» INPUT ROWS:
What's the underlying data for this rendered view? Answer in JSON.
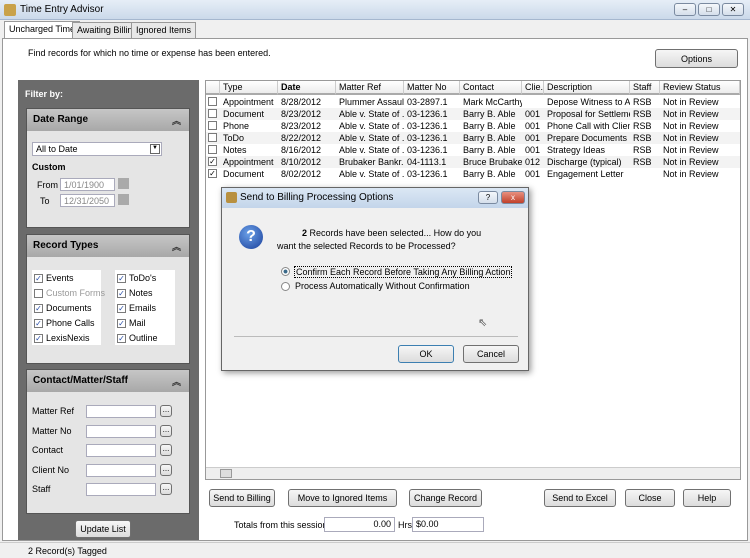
{
  "window": {
    "title": "Time Entry Advisor"
  },
  "tabs": [
    {
      "label": "Uncharged Time",
      "active": true
    },
    {
      "label": "Awaiting Billing"
    },
    {
      "label": "Ignored Items"
    }
  ],
  "instructions": "Find records for which no time or expense has been entered.",
  "options_label": "Options",
  "filter": {
    "title": "Filter by:",
    "date_range": {
      "title": "Date Range",
      "selected": "All to Date",
      "custom_label": "Custom",
      "from_label": "From",
      "from_value": "1/01/1900",
      "to_label": "To",
      "to_value": "12/31/2050"
    },
    "record_types": {
      "title": "Record Types",
      "left": [
        {
          "label": "Events",
          "checked": true
        },
        {
          "label": "Custom Forms",
          "checked": false,
          "disabled": true
        },
        {
          "label": "Documents",
          "checked": true
        },
        {
          "label": "Phone Calls",
          "checked": true
        },
        {
          "label": "LexisNexis",
          "checked": true
        }
      ],
      "right": [
        {
          "label": "ToDo's",
          "checked": true
        },
        {
          "label": "Notes",
          "checked": true
        },
        {
          "label": "Emails",
          "checked": true
        },
        {
          "label": "Mail",
          "checked": true
        },
        {
          "label": "Outline",
          "checked": true
        }
      ]
    },
    "contact": {
      "title": "Contact/Matter/Staff",
      "fields": [
        {
          "label": "Matter Ref"
        },
        {
          "label": "Matter No"
        },
        {
          "label": "Contact"
        },
        {
          "label": "Client No"
        },
        {
          "label": "Staff"
        }
      ],
      "browse_label": "..."
    },
    "update_label": "Update List"
  },
  "grid": {
    "columns": [
      "Type",
      "Date",
      "Matter Ref",
      "Matter No",
      "Contact",
      "Clie...",
      "Description",
      "Staff",
      "Review Status"
    ],
    "rows": [
      {
        "checked": false,
        "cells": [
          "Appointment",
          "8/28/2012",
          "Plummer Assault",
          "03-2897.1",
          "Mark McCarthy",
          "",
          "Depose Witness to A...",
          "RSB",
          "Not in Review"
        ]
      },
      {
        "checked": false,
        "cells": [
          "Document",
          "8/23/2012",
          "Able v. State of ...",
          "03-1236.1",
          "Barry B. Able",
          "001",
          "Proposal for Settlement",
          "RSB",
          "Not in Review"
        ]
      },
      {
        "checked": false,
        "cells": [
          "Phone",
          "8/23/2012",
          "Able v. State of ...",
          "03-1236.1",
          "Barry B. Able",
          "001",
          "Phone Call with Client",
          "RSB",
          "Not in Review"
        ]
      },
      {
        "checked": false,
        "cells": [
          "ToDo",
          "8/22/2012",
          "Able v. State of ...",
          "03-1236.1",
          "Barry B. Able",
          "001",
          "Prepare Documents",
          "RSB",
          "Not in Review"
        ]
      },
      {
        "checked": false,
        "cells": [
          "Notes",
          "8/16/2012",
          "Able v. State of ...",
          "03-1236.1",
          "Barry B. Able",
          "001",
          "Strategy Ideas",
          "RSB",
          "Not in Review"
        ]
      },
      {
        "checked": true,
        "cells": [
          "Appointment",
          "8/10/2012",
          "Brubaker Bankr...",
          "04-1113.1",
          "Bruce Brubaker",
          "012",
          "Discharge (typical)",
          "RSB",
          "Not in Review"
        ]
      },
      {
        "checked": true,
        "cells": [
          "Document",
          "8/02/2012",
          "Able v. State of ...",
          "03-1236.1",
          "Barry B. Able",
          "001",
          "Engagement Letter",
          "",
          "Not in Review"
        ]
      }
    ]
  },
  "buttons": {
    "send_billing": "Send to Billing",
    "move_ignored": "Move to Ignored Items",
    "change_record": "Change Record",
    "send_excel": "Send to Excel",
    "close": "Close",
    "help": "Help"
  },
  "totals": {
    "label": "Totals from this session :",
    "hours": "0.00",
    "hrs_label": "Hrs",
    "amount": "$0.00"
  },
  "status": "2 Record(s) Tagged",
  "dialog": {
    "title": "Send to Billing Processing Options",
    "count": "2",
    "message1": " Records have been selected... How do you",
    "message2": "want the selected Records to be Processed?",
    "option1": "Confirm Each Record Before Taking Any Billing Action",
    "option2": "Process Automatically Without Confirmation",
    "selected": 1,
    "ok": "OK",
    "cancel": "Cancel",
    "help": "?",
    "close": "x"
  }
}
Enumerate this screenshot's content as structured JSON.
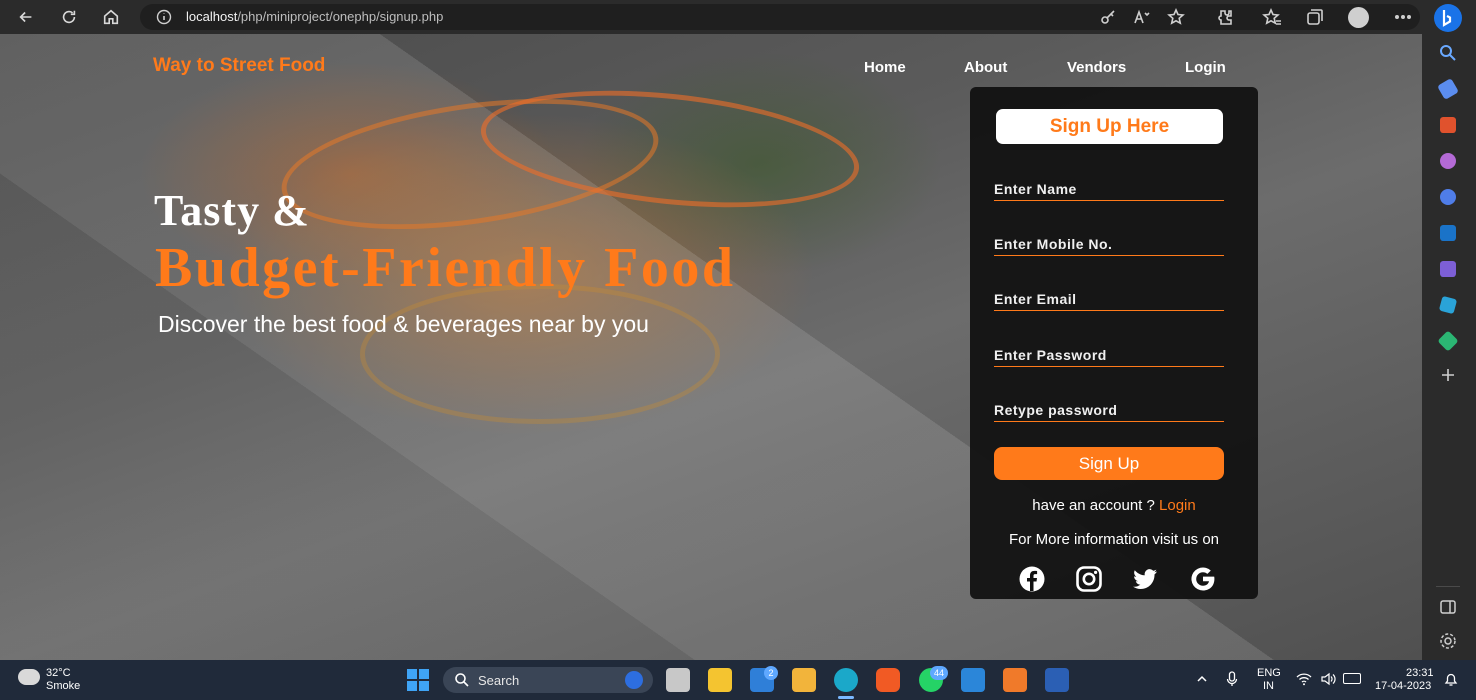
{
  "browser": {
    "url_host": "localhost",
    "url_path": "/php/miniproject/onephp/signup.php"
  },
  "site": {
    "brand": "Way to Street Food",
    "nav": [
      {
        "label": "Home"
      },
      {
        "label": "About"
      },
      {
        "label": "Vendors"
      },
      {
        "label": "Login"
      }
    ]
  },
  "hero": {
    "line1": "Tasty &",
    "line2": "Budget-Friendly Food",
    "subtitle": "Discover the best food & beverages near by you"
  },
  "signup": {
    "title": "Sign Up Here",
    "fields": {
      "name": "Enter Name",
      "mobile": "Enter Mobile No.",
      "email": "Enter Email",
      "password": "Enter Password",
      "retype": "Retype password"
    },
    "button": "Sign Up",
    "have_account": "have an account ?",
    "login_link": "Login",
    "more_info": "For More information visit us on",
    "social": [
      "facebook-icon",
      "instagram-icon",
      "twitter-icon",
      "google-icon"
    ]
  },
  "taskbar": {
    "weather_temp": "32°C",
    "weather_desc": "Smoke",
    "search_label": "Search",
    "mail_badge": "2",
    "whatsapp_badge": "44",
    "lang_line1": "ENG",
    "lang_line2": "IN",
    "time": "23:31",
    "date": "17-04-2023"
  },
  "colors": {
    "accent": "#ff7a1a",
    "panel": "#111111",
    "taskbar": "#202a3a"
  }
}
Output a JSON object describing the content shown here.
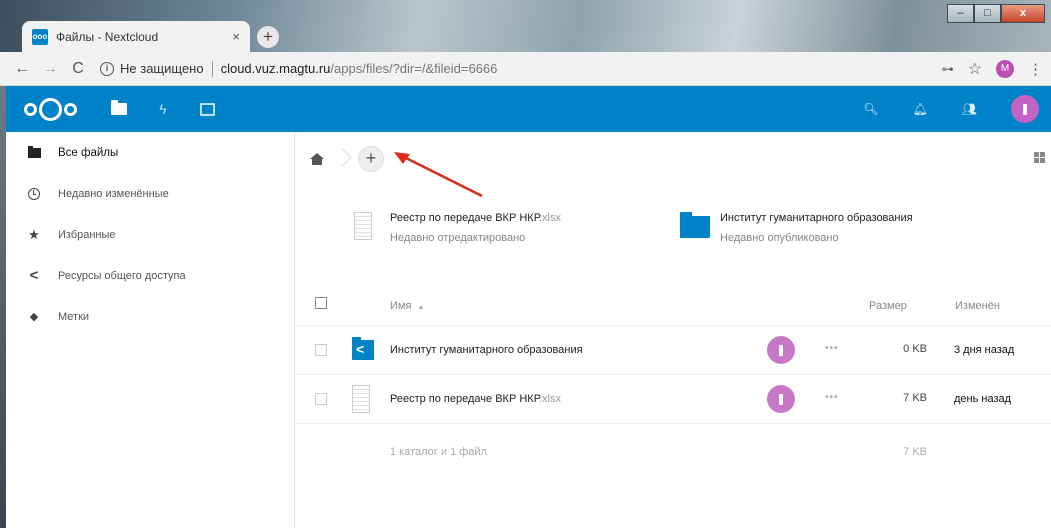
{
  "browser": {
    "tab_title": "Файлы - Nextcloud",
    "tab_favicon": "ooo",
    "tab_close": "×",
    "new_tab": "+",
    "window_controls": {
      "minimize": "–",
      "maximize": "□",
      "close": "x"
    },
    "back": "←",
    "forward": "→",
    "reload": "C",
    "info": "i",
    "security_label": "Не защищено",
    "url_host": "cloud.vuz.magtu.ru",
    "url_path": "/apps/files/?dir=/&fileid=6666",
    "key_icon": "⊶",
    "star_icon": "☆",
    "profile_initial": "M",
    "menu_icon": "⋮"
  },
  "header": {
    "apps": [
      "files-icon",
      "activity-icon",
      "gallery-icon"
    ],
    "bolt": "ϟ",
    "search": "🔍︎",
    "notifications": "🔔︎",
    "contacts": "👥︎"
  },
  "sidebar": {
    "items": [
      {
        "label": "Все файлы",
        "icon": "folder-icon"
      },
      {
        "label": "Недавно изменённые",
        "icon": "clock-icon"
      },
      {
        "label": "Избранные",
        "icon": "star-icon",
        "glyph": "★"
      },
      {
        "label": "Ресурсы общего доступа",
        "icon": "share-icon",
        "glyph": "<"
      },
      {
        "label": "Метки",
        "icon": "tag-icon",
        "glyph": "◆"
      }
    ]
  },
  "main": {
    "add_button": "+",
    "recent": [
      {
        "name": "Реестр по передаче ВКР НКР",
        "ext": ".xlsx",
        "subtitle": "Недавно отредактировано"
      },
      {
        "name": "Институт гуманитарного образования",
        "ext": "",
        "subtitle": "Недавно опубликовано"
      }
    ],
    "columns": {
      "name": "Имя",
      "sort_indicator": "▲",
      "size": "Размер",
      "modified": "Изменён"
    },
    "files": [
      {
        "name": "Институт гуманитарного образования",
        "ext": "",
        "size": "0 KB",
        "modified": "3 дня назад",
        "actions": "•••"
      },
      {
        "name": "Реестр по передаче ВКР НКР",
        "ext": ".xlsx",
        "size": "7 KB",
        "modified": "день назад",
        "actions": "•••"
      }
    ],
    "summary": {
      "text": "1 каталог и 1 файл",
      "size": "7 KB"
    }
  },
  "colors": {
    "nextcloud_blue": "#0082c9",
    "avatar_purple": "#c562c5",
    "annotation_arrow": "#e0281e"
  }
}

» EXERCISE REQUIREMENTS:
State the number of lines in this listing that contain the string "subtitle", and add nothing else.

» THE OUTPUT:
3